Retype the records in full, exactly as they stand.

Structured page parsing data:
==========

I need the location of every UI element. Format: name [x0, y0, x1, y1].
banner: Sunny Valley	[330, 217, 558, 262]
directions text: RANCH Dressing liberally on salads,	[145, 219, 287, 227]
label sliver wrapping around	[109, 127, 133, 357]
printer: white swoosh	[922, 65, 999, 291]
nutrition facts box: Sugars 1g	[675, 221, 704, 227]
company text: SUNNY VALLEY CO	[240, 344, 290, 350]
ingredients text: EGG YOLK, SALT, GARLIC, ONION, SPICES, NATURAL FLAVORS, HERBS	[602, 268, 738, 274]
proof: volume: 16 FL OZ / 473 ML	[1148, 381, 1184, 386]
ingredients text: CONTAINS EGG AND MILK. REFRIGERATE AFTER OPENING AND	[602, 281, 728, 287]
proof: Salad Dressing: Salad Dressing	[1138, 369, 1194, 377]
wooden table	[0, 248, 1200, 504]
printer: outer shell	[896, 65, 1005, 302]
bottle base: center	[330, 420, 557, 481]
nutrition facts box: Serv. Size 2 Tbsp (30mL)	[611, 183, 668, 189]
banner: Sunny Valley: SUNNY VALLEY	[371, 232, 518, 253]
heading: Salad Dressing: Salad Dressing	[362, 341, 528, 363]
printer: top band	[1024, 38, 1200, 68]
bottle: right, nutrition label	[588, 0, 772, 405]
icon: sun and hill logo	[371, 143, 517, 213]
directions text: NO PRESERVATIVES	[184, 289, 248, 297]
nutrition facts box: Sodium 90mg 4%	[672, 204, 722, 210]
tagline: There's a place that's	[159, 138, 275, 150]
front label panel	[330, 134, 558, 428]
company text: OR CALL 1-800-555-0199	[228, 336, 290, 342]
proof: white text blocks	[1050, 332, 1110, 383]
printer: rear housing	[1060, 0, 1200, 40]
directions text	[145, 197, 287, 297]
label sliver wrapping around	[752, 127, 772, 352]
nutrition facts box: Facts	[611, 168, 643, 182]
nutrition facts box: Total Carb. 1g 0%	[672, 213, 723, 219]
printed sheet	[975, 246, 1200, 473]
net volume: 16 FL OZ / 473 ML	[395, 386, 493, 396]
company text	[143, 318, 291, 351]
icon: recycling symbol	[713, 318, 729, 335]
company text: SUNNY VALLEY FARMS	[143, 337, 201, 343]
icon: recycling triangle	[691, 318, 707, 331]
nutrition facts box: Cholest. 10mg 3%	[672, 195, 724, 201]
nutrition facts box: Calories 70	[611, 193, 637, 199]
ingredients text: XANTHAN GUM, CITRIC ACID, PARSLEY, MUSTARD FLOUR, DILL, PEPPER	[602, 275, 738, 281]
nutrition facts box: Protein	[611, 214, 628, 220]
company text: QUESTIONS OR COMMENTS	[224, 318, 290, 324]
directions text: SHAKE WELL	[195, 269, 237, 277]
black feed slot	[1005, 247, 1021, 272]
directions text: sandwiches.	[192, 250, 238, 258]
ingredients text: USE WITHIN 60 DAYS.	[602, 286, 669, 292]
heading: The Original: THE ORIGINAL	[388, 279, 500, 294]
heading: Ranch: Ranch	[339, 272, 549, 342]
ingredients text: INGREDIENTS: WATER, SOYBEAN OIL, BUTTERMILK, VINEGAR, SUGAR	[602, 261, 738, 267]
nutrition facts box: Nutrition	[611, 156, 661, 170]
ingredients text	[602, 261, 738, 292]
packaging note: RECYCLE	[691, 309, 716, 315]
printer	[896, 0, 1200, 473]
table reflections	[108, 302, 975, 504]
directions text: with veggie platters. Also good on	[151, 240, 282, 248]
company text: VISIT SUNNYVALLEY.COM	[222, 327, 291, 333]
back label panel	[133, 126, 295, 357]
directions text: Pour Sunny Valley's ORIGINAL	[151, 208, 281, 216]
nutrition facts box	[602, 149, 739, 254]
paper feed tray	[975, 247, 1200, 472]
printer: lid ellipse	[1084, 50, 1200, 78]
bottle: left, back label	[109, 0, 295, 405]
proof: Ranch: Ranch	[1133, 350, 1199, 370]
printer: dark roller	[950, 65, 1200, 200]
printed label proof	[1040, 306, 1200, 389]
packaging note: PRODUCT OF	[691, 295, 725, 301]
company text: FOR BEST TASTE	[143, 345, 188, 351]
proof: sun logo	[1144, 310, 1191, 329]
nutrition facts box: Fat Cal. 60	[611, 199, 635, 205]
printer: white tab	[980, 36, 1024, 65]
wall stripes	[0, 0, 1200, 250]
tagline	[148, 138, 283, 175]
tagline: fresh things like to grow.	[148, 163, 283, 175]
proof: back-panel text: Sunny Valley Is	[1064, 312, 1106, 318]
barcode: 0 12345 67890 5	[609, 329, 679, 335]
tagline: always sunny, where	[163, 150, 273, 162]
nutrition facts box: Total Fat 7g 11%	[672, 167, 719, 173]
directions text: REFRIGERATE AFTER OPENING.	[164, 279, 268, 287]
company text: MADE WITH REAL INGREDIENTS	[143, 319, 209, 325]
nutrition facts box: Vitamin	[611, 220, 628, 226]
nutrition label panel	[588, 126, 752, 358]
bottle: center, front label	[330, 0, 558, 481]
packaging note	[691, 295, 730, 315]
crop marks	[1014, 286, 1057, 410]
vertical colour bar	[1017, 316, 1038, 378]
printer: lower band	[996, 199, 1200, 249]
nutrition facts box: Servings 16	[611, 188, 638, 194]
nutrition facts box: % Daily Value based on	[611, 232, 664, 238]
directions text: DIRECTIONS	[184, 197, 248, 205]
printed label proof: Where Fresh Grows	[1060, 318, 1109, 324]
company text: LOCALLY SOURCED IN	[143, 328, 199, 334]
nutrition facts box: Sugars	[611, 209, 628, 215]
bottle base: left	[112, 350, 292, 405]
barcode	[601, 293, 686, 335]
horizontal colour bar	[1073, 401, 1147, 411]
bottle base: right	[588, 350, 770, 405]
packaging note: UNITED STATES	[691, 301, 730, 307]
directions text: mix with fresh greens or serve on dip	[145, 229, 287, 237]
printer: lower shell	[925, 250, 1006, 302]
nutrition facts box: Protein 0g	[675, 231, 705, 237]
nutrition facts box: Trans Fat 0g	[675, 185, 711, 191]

==========

EXERCISE RESULT:
I need the location of every UI element. Format: name [x0, y0, x1, y1].
banner: Sunny Valley	[330, 217, 558, 262]
directions text: RANCH Dressing liberally on salads,	[145, 219, 287, 227]
label sliver wrapping around	[109, 127, 133, 357]
printer: white swoosh	[922, 65, 999, 291]
nutrition facts box: Sugars 1g	[675, 221, 704, 227]
company text: SUNNY VALLEY CO	[240, 344, 290, 350]
ingredients text: EGG YOLK, SALT, GARLIC, ONION, SPICES, NATURAL FLAVORS, HERBS	[602, 268, 738, 274]
proof: volume: 16 FL OZ / 473 ML	[1148, 381, 1184, 386]
ingredients text: CONTAINS EGG AND MILK. REFRIGERATE AFTER OPENING AND	[602, 281, 728, 287]
proof: Salad Dressing: Salad Dressing	[1138, 369, 1194, 377]
wooden table	[0, 248, 1200, 504]
printer: outer shell	[896, 65, 1005, 302]
bottle base: center	[330, 420, 557, 481]
nutrition facts box: Serv. Size 2 Tbsp (30mL)	[611, 183, 668, 189]
banner: Sunny Valley: SUNNY VALLEY	[371, 232, 518, 253]
heading: Salad Dressing: Salad Dressing	[362, 341, 528, 363]
printer: top band	[1024, 38, 1200, 68]
bottle: right, nutrition label	[588, 0, 772, 405]
icon: sun and hill logo	[371, 143, 517, 213]
directions text: NO PRESERVATIVES	[184, 289, 248, 297]
nutrition facts box: Sodium 90mg 4%	[672, 204, 722, 210]
tagline: There's a place that's	[159, 138, 275, 150]
front label panel	[330, 134, 558, 428]
company text: OR CALL 1-800-555-0199	[228, 336, 290, 342]
proof: white text blocks	[1050, 332, 1110, 383]
printer: rear housing	[1060, 0, 1200, 40]
directions text	[145, 197, 287, 297]
label sliver wrapping around	[752, 127, 772, 352]
nutrition facts box: Facts	[611, 168, 643, 182]
nutrition facts box: Total Carb. 1g 0%	[672, 213, 723, 219]
printed sheet	[975, 246, 1200, 473]
net volume: 16 FL OZ / 473 ML	[395, 386, 493, 396]
company text	[143, 318, 291, 351]
icon: recycling symbol	[713, 318, 729, 335]
company text: SUNNY VALLEY FARMS	[143, 337, 201, 343]
icon: recycling triangle	[691, 318, 707, 331]
nutrition facts box: Cholest. 10mg 3%	[672, 195, 724, 201]
nutrition facts box: Calories 70	[611, 193, 637, 199]
ingredients text: XANTHAN GUM, CITRIC ACID, PARSLEY, MUSTARD FLOUR, DILL, PEPPER	[602, 275, 738, 281]
nutrition facts box: Protein	[611, 214, 628, 220]
company text: QUESTIONS OR COMMENTS	[224, 318, 290, 324]
directions text: SHAKE WELL	[195, 269, 237, 277]
black feed slot	[1005, 247, 1021, 272]
directions text: sandwiches.	[192, 250, 238, 258]
ingredients text: USE WITHIN 60 DAYS.	[602, 286, 669, 292]
heading: The Original: THE ORIGINAL	[388, 279, 500, 294]
heading: Ranch: Ranch	[339, 272, 549, 342]
ingredients text: INGREDIENTS: WATER, SOYBEAN OIL, BUTTERMILK, VINEGAR, SUGAR	[602, 261, 738, 267]
nutrition facts box: Nutrition	[611, 156, 661, 170]
ingredients text	[602, 261, 738, 292]
packaging note: RECYCLE	[691, 309, 716, 315]
printer	[896, 0, 1200, 473]
table reflections	[108, 302, 975, 504]
directions text: with veggie platters. Also good on	[151, 240, 282, 248]
company text: VISIT SUNNYVALLEY.COM	[222, 327, 291, 333]
back label panel	[133, 126, 295, 357]
directions text: Pour Sunny Valley's ORIGINAL	[151, 208, 281, 216]
nutrition facts box	[602, 149, 739, 254]
paper feed tray	[975, 247, 1200, 472]
printer: lid ellipse	[1084, 50, 1200, 78]
bottle: left, back label	[109, 0, 295, 405]
proof: Ranch: Ranch	[1133, 350, 1199, 370]
printer: dark roller	[950, 65, 1200, 200]
printed label proof	[1040, 306, 1200, 389]
packaging note: PRODUCT OF	[691, 295, 725, 301]
company text: FOR BEST TASTE	[143, 345, 188, 351]
proof: sun logo	[1144, 310, 1191, 329]
nutrition facts box: Fat Cal. 60	[611, 199, 635, 205]
printer: white tab	[980, 36, 1024, 65]
wall stripes	[0, 0, 1200, 250]
tagline	[148, 138, 283, 175]
tagline: fresh things like to grow.	[148, 163, 283, 175]
proof: back-panel text: Sunny Valley Is	[1064, 312, 1106, 318]
barcode: 0 12345 67890 5	[609, 329, 679, 335]
tagline: always sunny, where	[163, 150, 273, 162]
nutrition facts box: Total Fat 7g 11%	[672, 167, 719, 173]
directions text: REFRIGERATE AFTER OPENING.	[164, 279, 268, 287]
company text: MADE WITH REAL INGREDIENTS	[143, 319, 209, 325]
nutrition facts box: Vitamin	[611, 220, 628, 226]
nutrition label panel	[588, 126, 752, 358]
bottle: center, front label	[330, 0, 558, 481]
packaging note	[691, 295, 730, 315]
crop marks	[1014, 286, 1057, 410]
vertical colour bar	[1017, 316, 1038, 378]
printer: lower band	[996, 199, 1200, 249]
nutrition facts box: Servings 16	[611, 188, 638, 194]
nutrition facts box: % Daily Value based on	[611, 232, 664, 238]
directions text: DIRECTIONS	[184, 197, 248, 205]
printed label proof: Where Fresh Grows	[1060, 318, 1109, 324]
company text: LOCALLY SOURCED IN	[143, 328, 199, 334]
nutrition facts box: Sugars	[611, 209, 628, 215]
bottle base: left	[112, 350, 292, 405]
barcode	[601, 293, 686, 335]
horizontal colour bar	[1073, 401, 1147, 411]
bottle base: right	[588, 350, 770, 405]
packaging note: UNITED STATES	[691, 301, 730, 307]
directions text: mix with fresh greens or serve on dip	[145, 229, 287, 237]
printer: lower shell	[925, 250, 1006, 302]
nutrition facts box: Protein 0g	[675, 231, 705, 237]
nutrition facts box: Trans Fat 0g	[675, 185, 711, 191]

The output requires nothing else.